STATED TASK A → In the article on cyber police reforms in India, turn the paragraph beginning "Presently, these issues are not considered" into a short bulleted list that keeps its main points.

Cyber Police Reforms In India Are Needed

Police reforms in India are long overdue. Whether it is on the front of legal framework, prison conditions, police accountability and transparency or any other similar aspect, police reforms in India have been stagnant.

Some of these reforms pertain to infrastructure while others pertain to policy formulation and still others regarding brand and image making of police in India. While these reforms can be managed through political will yet one reform area that cannot be achieved through mere political will pertains to training of police force in technology related issues.

For instance, we do not have enough cyber crime investigation capabilities in India till now. Cyber crime investigation in India is still far from satisfactory and there are selective police officials who are aware of technological issues and technological laws like information technology act 2000 (IT Act 2000).

At Perry4Law and Perry4Law Techno Legal Base (PTLB) we have been working in the direction of removing these obstacles for the law enforcement officials of India. PTLB has been managing a techno legal ICT training centre for police force that intends to fill this void and make our police force techno legal in nature.

Perry4Law and PTLB suggest that police force of India must be well versed in areas like cyber law, cyber security attacks, cyber forensics, digital evidencing and e-discovery, video conferencing evidence, e-courts, etc.

Presently, these issues are not considered by police force of India. To start with police force must be made aware of the cyber law of India and its applicable provisions. Further, police in India also needs to learn how to investigate a cyber crime. Simple issues of cyber forensics like internet protocol address tracking and data recovery must also be learned by police force of India.

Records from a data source
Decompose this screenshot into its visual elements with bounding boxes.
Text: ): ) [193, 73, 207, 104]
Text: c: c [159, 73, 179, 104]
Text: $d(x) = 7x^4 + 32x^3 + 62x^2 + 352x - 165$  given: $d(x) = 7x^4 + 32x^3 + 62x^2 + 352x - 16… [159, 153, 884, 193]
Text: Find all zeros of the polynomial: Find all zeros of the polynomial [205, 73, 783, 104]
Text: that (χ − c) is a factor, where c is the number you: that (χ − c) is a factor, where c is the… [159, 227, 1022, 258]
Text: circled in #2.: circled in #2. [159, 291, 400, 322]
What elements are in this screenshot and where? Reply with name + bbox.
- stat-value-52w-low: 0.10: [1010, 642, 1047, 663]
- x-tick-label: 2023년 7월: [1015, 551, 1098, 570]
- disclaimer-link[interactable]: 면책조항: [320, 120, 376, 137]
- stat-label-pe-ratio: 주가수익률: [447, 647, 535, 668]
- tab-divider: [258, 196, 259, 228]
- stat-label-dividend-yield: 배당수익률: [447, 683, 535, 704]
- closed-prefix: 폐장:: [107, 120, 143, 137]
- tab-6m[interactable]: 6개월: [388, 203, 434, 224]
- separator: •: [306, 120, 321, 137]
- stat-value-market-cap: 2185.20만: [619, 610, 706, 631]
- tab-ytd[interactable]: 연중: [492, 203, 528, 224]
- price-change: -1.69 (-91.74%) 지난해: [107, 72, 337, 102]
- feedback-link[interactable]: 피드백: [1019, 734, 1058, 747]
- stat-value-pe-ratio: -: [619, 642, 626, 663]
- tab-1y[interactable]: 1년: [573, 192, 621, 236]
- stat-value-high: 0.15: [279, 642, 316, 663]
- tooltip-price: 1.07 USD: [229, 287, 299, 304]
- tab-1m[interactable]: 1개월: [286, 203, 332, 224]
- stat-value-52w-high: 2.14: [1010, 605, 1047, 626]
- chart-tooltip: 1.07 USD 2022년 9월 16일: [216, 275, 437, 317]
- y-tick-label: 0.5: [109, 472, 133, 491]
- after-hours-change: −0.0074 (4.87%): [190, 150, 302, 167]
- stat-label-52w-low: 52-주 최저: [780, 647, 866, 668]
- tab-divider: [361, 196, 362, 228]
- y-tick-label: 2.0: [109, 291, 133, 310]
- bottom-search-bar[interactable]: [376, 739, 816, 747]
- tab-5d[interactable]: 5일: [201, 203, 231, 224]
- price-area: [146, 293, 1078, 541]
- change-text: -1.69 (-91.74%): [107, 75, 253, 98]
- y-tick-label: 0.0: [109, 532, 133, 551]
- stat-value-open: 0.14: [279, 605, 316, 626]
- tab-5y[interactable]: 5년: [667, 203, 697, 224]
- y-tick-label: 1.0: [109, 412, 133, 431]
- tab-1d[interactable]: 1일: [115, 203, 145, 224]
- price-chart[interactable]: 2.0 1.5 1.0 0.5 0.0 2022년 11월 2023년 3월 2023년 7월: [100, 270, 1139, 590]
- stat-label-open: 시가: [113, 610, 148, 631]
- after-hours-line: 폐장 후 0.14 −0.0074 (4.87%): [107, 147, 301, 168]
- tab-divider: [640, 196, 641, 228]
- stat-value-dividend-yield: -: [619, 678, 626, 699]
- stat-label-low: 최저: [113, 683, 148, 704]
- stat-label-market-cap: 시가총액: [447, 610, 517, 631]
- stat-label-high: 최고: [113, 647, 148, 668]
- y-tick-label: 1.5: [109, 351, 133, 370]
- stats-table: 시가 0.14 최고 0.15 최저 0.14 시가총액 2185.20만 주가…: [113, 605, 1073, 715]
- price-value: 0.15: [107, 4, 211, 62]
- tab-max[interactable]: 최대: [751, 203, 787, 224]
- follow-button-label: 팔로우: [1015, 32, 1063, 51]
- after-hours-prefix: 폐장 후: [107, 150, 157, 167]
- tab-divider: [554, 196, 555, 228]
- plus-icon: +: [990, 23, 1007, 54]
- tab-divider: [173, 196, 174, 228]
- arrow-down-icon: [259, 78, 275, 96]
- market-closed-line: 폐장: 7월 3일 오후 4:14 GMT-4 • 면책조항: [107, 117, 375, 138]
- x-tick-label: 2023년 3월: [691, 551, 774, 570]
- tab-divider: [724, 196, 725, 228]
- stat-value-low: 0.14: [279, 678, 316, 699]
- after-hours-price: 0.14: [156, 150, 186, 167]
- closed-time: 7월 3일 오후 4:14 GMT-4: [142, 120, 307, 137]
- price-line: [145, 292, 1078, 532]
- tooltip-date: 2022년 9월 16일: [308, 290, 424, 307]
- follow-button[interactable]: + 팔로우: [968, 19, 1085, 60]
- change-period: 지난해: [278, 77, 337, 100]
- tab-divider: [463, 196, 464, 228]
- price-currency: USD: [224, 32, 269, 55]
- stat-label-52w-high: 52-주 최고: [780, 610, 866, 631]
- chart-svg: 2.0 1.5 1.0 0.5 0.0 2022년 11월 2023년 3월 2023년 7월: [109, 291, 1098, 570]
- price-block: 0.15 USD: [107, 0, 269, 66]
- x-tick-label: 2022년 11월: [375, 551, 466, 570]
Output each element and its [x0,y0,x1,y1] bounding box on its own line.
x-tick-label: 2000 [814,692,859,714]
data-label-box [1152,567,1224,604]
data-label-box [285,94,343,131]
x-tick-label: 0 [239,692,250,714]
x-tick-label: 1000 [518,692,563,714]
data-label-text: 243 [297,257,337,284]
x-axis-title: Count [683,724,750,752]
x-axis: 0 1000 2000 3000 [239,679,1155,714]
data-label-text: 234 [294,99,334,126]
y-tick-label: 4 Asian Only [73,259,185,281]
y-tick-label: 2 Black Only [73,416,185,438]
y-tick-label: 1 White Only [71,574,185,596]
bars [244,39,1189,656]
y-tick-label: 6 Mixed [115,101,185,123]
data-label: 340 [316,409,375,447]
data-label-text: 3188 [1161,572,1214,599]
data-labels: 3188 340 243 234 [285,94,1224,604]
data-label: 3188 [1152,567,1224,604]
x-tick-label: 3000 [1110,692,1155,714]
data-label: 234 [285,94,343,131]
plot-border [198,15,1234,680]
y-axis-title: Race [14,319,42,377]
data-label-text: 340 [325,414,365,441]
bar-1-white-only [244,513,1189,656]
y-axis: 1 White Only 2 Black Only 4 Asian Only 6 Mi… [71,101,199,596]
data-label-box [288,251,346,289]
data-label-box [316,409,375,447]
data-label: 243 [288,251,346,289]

STATED TASK B → Reproduce the records verbatim, beginning at their first line and ending with the line containing "- y-tick-label: 2.0: [109, 291, 133, 310]", with both ends included.

RESULT A →
- The police force of India does not presently consider these issues.
- As a start, police must be made aware of India's cyber law and its applicable provisions.
- Police in India also need to learn how to investigate a cyber crime.
- Police must learn simple cyber forensics, such as internet protocol address tracking and data recovery.

RESULT B →
Decompose this screenshot into its visual elements with bounding boxes.
Text: ): ) [193, 73, 207, 104]
Text: c: c [159, 73, 179, 104]
Text: $d(x) = 7x^4 + 32x^3 + 62x^2 + 352x - 165$  given: $d(x) = 7x^4 + 32x^3 + 62x^2 + 352x - 16… [159, 153, 884, 193]
Text: Find all zeros of the polynomial: Find all zeros of the polynomial [205, 73, 783, 104]
Text: that (χ − c) is a factor, where c is the number you: that (χ − c) is a factor, where c is the… [159, 227, 1022, 258]
Text: circled in #2.: circled in #2. [159, 291, 400, 322]
What elements are in this screenshot and where? Reply with name + bbox.
- stat-value-52w-low: 0.10: [1010, 642, 1047, 663]
- x-tick-label: 2023년 7월: [1015, 551, 1098, 570]
- disclaimer-link[interactable]: 면책조항: [320, 120, 376, 137]
- stat-label-pe-ratio: 주가수익률: [447, 647, 535, 668]
- tab-divider: [258, 196, 259, 228]
- stat-label-dividend-yield: 배당수익률: [447, 683, 535, 704]
- closed-prefix: 폐장:: [107, 120, 143, 137]
- tab-6m[interactable]: 6개월: [388, 203, 434, 224]
- separator: •: [306, 120, 321, 137]
- stat-value-market-cap: 2185.20만: [619, 610, 706, 631]
- tab-ytd[interactable]: 연중: [492, 203, 528, 224]
- price-change: -1.69 (-91.74%) 지난해: [107, 72, 337, 102]
- feedback-link[interactable]: 피드백: [1019, 734, 1058, 747]
- stat-value-pe-ratio: -: [619, 642, 626, 663]
- tab-1y[interactable]: 1년: [573, 192, 621, 236]
- stat-value-high: 0.15: [279, 642, 316, 663]
- tooltip-price: 1.07 USD: [229, 287, 299, 304]
- tab-1m[interactable]: 1개월: [286, 203, 332, 224]
- stat-value-52w-high: 2.14: [1010, 605, 1047, 626]
- chart-tooltip: 1.07 USD 2022년 9월 16일: [216, 275, 437, 317]
- y-tick-label: 0.5: [109, 472, 133, 491]
- after-hours-change: −0.0074 (4.87%): [190, 150, 302, 167]
- stat-label-52w-low: 52-주 최저: [780, 647, 866, 668]
- tab-divider: [361, 196, 362, 228]
- y-tick-label: 2.0: [109, 291, 133, 310]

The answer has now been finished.